- [The problem]
Reproduce each line of the entries below verbatim, leaving the pictures out of your answer.

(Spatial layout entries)
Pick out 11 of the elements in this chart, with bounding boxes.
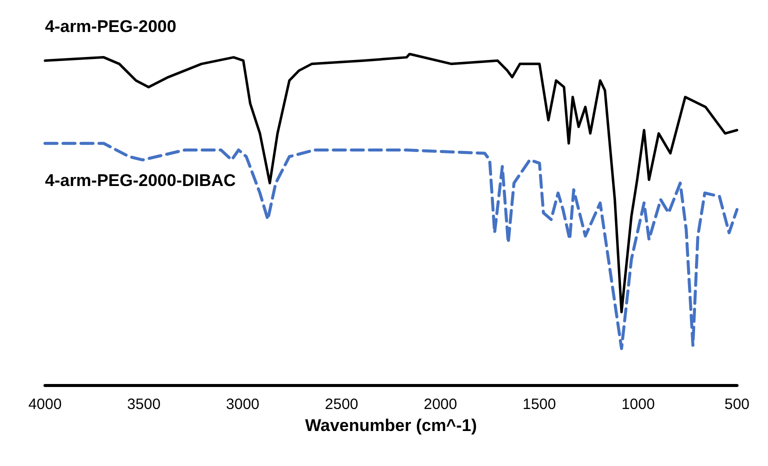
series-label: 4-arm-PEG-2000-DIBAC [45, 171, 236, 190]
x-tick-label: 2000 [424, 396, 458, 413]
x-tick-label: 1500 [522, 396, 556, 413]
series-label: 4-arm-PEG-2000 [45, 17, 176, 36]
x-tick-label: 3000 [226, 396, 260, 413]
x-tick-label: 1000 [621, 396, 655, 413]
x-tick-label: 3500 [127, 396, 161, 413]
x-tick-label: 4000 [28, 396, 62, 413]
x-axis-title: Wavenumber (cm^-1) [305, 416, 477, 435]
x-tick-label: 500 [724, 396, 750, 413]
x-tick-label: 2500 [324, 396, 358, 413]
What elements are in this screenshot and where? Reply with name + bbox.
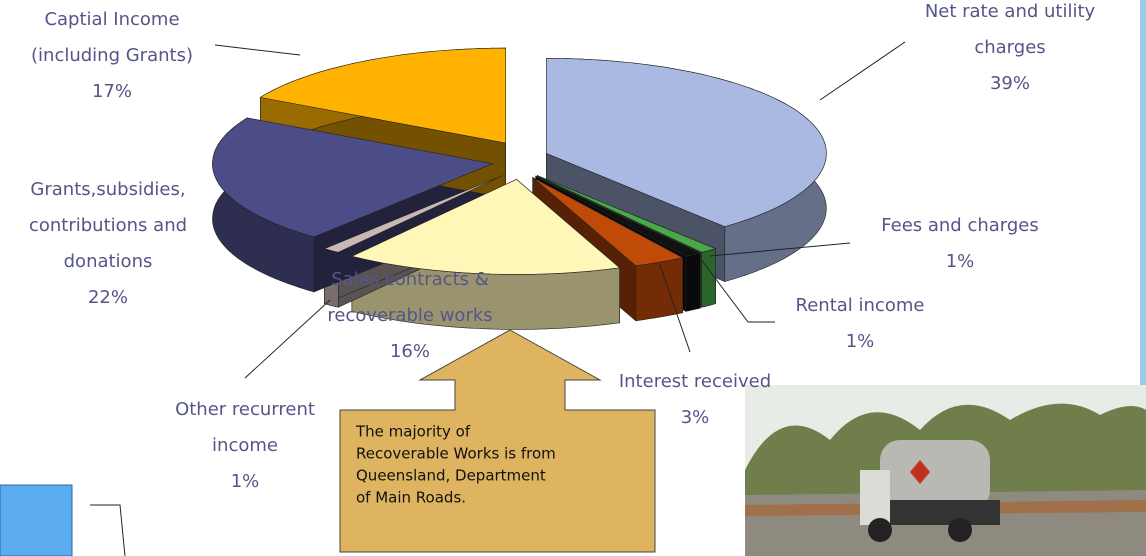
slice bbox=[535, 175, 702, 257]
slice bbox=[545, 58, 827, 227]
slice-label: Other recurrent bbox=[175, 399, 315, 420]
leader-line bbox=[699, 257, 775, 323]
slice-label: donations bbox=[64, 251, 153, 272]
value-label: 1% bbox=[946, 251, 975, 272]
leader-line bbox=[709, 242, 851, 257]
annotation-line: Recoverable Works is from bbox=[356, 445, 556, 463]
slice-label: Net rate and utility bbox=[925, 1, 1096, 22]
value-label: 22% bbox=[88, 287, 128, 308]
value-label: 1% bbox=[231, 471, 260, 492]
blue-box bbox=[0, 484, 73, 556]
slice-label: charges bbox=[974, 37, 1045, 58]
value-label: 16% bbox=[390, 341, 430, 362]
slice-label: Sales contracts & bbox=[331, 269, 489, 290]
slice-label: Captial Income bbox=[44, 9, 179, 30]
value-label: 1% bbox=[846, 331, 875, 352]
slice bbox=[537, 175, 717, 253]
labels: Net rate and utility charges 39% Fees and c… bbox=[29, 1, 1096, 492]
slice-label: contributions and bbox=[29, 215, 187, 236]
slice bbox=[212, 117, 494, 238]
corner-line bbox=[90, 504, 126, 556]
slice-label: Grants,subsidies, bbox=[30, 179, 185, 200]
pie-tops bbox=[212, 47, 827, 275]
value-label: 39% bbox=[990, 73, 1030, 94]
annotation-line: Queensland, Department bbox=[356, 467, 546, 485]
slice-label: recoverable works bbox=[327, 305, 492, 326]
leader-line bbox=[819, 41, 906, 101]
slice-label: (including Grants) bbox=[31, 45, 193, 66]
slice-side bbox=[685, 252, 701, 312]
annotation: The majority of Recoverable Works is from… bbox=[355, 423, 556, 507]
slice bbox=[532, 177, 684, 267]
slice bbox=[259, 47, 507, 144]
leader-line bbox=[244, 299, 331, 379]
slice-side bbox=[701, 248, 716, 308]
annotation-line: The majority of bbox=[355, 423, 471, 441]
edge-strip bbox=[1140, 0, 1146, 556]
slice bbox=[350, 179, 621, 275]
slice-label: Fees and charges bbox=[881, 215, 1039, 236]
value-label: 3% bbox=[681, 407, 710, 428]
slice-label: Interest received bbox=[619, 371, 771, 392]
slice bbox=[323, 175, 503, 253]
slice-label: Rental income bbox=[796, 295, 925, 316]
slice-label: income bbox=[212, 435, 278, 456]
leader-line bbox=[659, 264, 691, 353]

- [Result for this exercise]
Pick out 11 of the elements in this chart, with bounding boxes.
series-label: 4-arm-PEG-2000-DIBAC [45, 171, 236, 190]
x-tick-label: 2000 [424, 396, 458, 413]
x-tick-label: 1500 [522, 396, 556, 413]
series-label: 4-arm-PEG-2000 [45, 17, 176, 36]
x-tick-label: 3000 [226, 396, 260, 413]
x-tick-label: 1000 [621, 396, 655, 413]
x-tick-label: 3500 [127, 396, 161, 413]
x-tick-label: 4000 [28, 396, 62, 413]
x-axis-title: Wavenumber (cm^-1) [305, 416, 477, 435]
x-tick-label: 500 [724, 396, 750, 413]
x-tick-label: 2500 [324, 396, 358, 413]
What elements are in this screenshot and where? Reply with name + bbox.
slice bbox=[535, 175, 702, 257]
slice bbox=[545, 58, 827, 227]
slice-label: Other recurrent bbox=[175, 399, 315, 420]
leader-line bbox=[699, 257, 775, 323]
slice-label: donations bbox=[64, 251, 153, 272]
value-label: 1% bbox=[946, 251, 975, 272]
leader-line bbox=[709, 242, 851, 257]
annotation-line: Recoverable Works is from bbox=[356, 445, 556, 463]
slice-label: Net rate and utility bbox=[925, 1, 1096, 22]
value-label: 22% bbox=[88, 287, 128, 308]
value-label: 1% bbox=[231, 471, 260, 492]
blue-box bbox=[0, 484, 73, 556]
slice-label: charges bbox=[974, 37, 1045, 58]
value-label: 16% bbox=[390, 341, 430, 362]
slice-label: Sales contracts & bbox=[331, 269, 489, 290]
slice-label: Captial Income bbox=[44, 9, 179, 30]
value-label: 1% bbox=[846, 331, 875, 352]
slice bbox=[537, 175, 717, 253]
labels: Net rate and utility charges 39% Fees and c… bbox=[29, 1, 1096, 492]
slice-label: contributions and bbox=[29, 215, 187, 236]
slice bbox=[212, 117, 494, 238]
corner-line bbox=[90, 504, 126, 556]
slice-label: Grants,subsidies, bbox=[30, 179, 185, 200]
pie-tops bbox=[212, 47, 827, 275]
value-label: 39% bbox=[990, 73, 1030, 94]
annotation-line: Queensland, Department bbox=[356, 467, 546, 485]
slice-label: recoverable works bbox=[327, 305, 492, 326]
leader-line bbox=[819, 41, 906, 101]
slice-label: (including Grants) bbox=[31, 45, 193, 66]
slice-side bbox=[685, 252, 701, 312]
annotation: The majority of Recoverable Works is from… bbox=[355, 423, 556, 507]
slice bbox=[532, 177, 684, 267]
slice bbox=[259, 47, 507, 144]
leader-line bbox=[244, 299, 331, 379]
slice-side bbox=[701, 248, 716, 308]
annotation-line: The majority of bbox=[355, 423, 471, 441]
edge-strip bbox=[1140, 0, 1146, 556]
slice bbox=[350, 179, 621, 275]
slice-label: Fees and charges bbox=[881, 215, 1039, 236]
value-label: 3% bbox=[681, 407, 710, 428]
slice-label: Interest received bbox=[619, 371, 771, 392]
slice bbox=[323, 175, 503, 253]
slice-label: Rental income bbox=[796, 295, 925, 316]
slice-label: income bbox=[212, 435, 278, 456]
leader-line bbox=[659, 264, 691, 353]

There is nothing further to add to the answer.